===== Input material =====

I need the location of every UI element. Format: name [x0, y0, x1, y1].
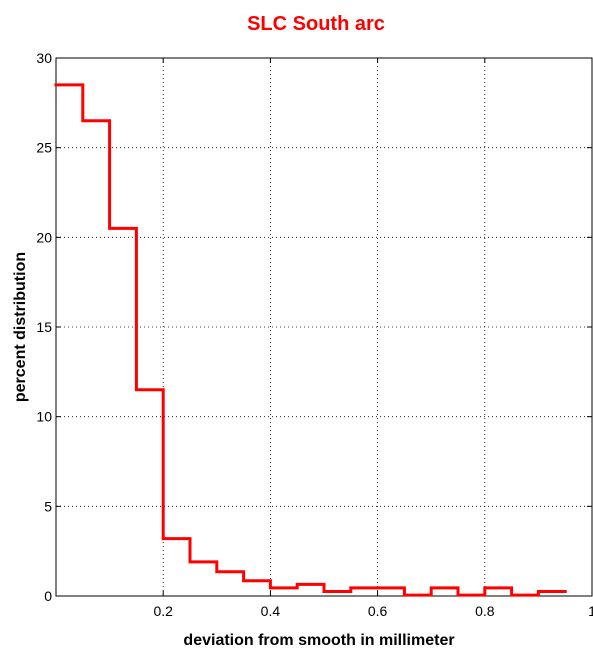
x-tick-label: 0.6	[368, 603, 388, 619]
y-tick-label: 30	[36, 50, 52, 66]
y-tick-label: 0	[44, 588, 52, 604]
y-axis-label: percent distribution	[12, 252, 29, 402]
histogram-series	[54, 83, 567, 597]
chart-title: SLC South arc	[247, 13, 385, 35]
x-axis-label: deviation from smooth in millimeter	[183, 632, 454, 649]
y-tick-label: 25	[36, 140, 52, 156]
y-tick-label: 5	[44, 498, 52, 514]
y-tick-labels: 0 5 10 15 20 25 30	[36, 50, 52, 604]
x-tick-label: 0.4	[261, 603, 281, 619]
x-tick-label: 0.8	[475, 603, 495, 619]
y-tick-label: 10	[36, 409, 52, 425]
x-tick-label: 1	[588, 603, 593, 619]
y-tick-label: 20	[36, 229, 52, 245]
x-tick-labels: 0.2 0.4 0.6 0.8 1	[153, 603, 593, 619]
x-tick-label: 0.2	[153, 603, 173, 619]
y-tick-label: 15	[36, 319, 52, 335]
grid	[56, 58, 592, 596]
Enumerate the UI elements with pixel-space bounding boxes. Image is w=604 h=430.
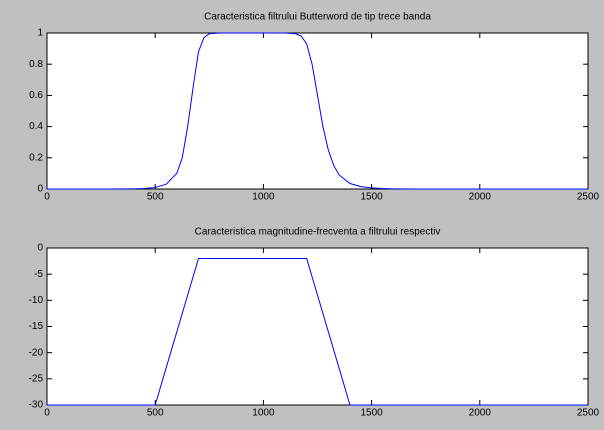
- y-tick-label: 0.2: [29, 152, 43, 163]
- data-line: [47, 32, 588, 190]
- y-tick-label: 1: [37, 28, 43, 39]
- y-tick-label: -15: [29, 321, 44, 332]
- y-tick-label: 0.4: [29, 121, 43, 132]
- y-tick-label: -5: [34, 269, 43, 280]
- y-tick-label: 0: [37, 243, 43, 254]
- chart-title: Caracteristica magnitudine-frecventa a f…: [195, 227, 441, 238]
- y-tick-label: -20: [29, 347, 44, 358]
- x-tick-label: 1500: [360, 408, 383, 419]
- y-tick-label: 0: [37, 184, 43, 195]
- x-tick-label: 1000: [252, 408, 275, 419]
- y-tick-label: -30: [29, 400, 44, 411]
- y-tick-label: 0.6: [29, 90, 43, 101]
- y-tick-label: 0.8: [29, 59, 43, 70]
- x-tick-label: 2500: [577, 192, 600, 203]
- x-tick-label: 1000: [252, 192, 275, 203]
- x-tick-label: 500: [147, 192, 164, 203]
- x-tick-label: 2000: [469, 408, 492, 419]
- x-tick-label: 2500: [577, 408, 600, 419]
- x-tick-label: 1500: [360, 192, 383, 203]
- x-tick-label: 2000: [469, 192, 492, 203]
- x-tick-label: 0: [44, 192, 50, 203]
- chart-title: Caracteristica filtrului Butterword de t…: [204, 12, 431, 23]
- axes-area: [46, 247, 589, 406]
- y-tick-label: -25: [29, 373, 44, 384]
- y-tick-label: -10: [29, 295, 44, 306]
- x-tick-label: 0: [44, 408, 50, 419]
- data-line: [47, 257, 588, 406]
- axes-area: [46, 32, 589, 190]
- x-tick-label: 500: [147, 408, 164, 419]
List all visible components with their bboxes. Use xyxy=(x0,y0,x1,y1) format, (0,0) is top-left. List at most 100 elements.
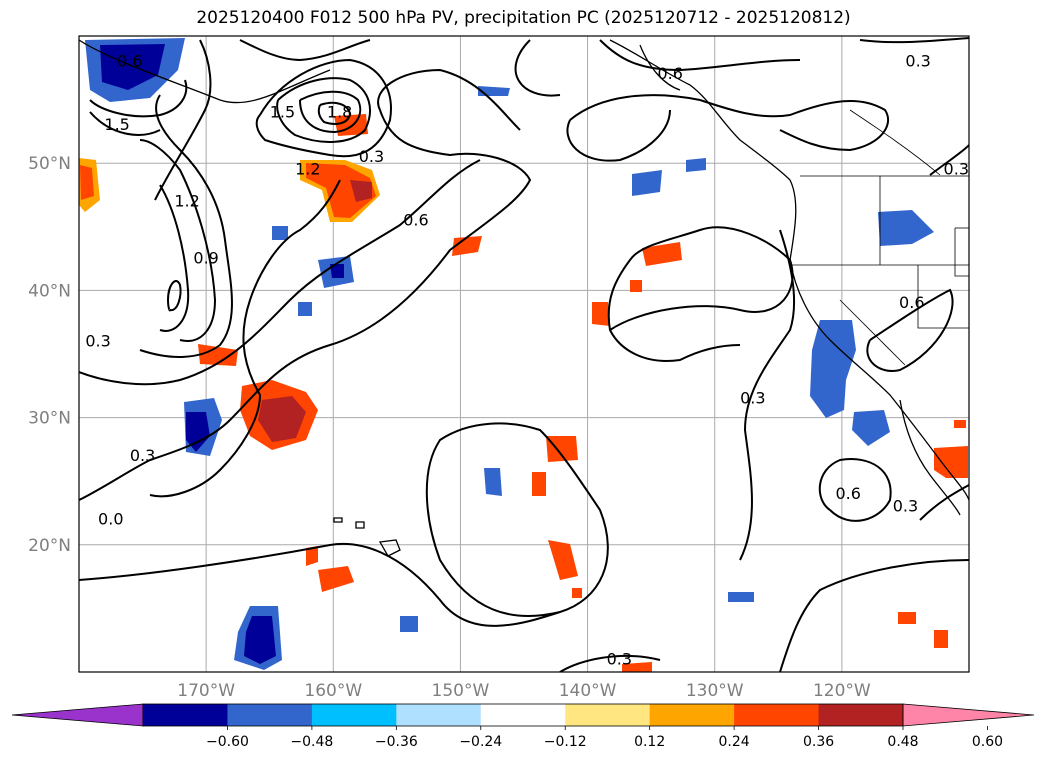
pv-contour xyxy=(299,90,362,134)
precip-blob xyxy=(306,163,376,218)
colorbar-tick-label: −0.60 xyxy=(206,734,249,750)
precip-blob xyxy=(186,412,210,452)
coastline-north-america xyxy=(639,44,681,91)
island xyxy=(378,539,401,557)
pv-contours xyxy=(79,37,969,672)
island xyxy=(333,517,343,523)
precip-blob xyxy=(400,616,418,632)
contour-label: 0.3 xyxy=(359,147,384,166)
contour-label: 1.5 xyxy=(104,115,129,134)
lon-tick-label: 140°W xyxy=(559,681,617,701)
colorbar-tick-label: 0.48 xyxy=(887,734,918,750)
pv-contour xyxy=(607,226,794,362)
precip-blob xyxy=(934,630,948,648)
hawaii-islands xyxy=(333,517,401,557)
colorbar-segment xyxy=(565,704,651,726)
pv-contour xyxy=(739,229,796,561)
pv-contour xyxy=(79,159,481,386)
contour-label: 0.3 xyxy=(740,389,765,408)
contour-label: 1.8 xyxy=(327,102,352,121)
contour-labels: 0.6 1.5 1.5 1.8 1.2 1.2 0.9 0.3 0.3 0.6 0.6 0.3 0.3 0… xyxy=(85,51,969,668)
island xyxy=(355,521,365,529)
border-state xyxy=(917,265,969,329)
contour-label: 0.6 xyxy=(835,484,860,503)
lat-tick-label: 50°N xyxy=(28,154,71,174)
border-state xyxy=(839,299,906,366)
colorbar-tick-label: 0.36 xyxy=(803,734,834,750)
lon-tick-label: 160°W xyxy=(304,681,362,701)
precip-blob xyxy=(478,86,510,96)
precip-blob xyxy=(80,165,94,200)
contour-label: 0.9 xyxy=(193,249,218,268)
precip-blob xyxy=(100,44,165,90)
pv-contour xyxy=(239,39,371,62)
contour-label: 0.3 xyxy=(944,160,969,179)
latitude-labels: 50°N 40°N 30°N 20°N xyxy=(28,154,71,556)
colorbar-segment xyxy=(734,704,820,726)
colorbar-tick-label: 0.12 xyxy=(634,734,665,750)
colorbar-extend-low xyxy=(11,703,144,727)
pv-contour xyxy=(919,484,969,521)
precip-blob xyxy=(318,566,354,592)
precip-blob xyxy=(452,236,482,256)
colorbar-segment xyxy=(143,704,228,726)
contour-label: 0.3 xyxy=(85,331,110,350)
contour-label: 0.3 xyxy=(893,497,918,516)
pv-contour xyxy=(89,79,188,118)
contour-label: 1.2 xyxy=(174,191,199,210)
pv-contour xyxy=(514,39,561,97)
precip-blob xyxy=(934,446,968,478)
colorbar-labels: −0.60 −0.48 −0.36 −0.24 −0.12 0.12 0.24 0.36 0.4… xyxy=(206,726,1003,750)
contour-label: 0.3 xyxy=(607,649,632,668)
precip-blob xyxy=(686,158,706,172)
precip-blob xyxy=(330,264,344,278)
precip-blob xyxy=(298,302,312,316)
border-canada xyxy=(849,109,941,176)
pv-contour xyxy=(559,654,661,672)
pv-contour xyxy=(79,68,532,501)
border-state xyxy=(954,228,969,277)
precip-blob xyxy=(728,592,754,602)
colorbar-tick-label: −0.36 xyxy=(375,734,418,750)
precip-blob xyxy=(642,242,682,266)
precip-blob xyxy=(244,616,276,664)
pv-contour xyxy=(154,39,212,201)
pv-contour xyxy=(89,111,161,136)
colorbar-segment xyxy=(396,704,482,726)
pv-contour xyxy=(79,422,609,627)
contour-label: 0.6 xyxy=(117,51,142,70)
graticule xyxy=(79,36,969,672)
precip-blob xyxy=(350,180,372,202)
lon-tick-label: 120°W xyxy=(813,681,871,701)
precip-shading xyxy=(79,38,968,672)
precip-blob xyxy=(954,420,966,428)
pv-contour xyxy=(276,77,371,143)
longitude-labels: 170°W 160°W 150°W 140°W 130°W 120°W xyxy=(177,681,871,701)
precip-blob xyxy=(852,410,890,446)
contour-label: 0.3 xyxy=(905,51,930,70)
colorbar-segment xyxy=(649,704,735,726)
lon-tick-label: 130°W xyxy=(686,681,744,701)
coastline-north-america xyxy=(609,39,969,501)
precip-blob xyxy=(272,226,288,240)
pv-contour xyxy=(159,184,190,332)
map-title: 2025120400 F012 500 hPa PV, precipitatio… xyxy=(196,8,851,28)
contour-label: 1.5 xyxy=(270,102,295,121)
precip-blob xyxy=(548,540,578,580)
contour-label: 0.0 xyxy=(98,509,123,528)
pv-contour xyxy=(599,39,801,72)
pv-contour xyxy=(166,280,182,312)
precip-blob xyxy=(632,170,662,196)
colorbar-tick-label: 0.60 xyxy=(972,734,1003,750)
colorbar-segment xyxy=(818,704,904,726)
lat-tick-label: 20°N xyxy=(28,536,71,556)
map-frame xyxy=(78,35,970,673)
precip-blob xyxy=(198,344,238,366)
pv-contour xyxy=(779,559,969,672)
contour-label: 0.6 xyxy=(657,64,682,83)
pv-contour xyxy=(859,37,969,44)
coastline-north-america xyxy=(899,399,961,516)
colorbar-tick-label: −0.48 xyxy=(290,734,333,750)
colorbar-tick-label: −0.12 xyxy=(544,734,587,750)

=====

Pull out every line of the entries above that contains the string "Caracteristica".

- chart-title: Caracteristica magnitudine-frecventa a f…: [195, 227, 441, 238]
- chart-title: Caracteristica filtrului Butterword de t…: [204, 12, 431, 23]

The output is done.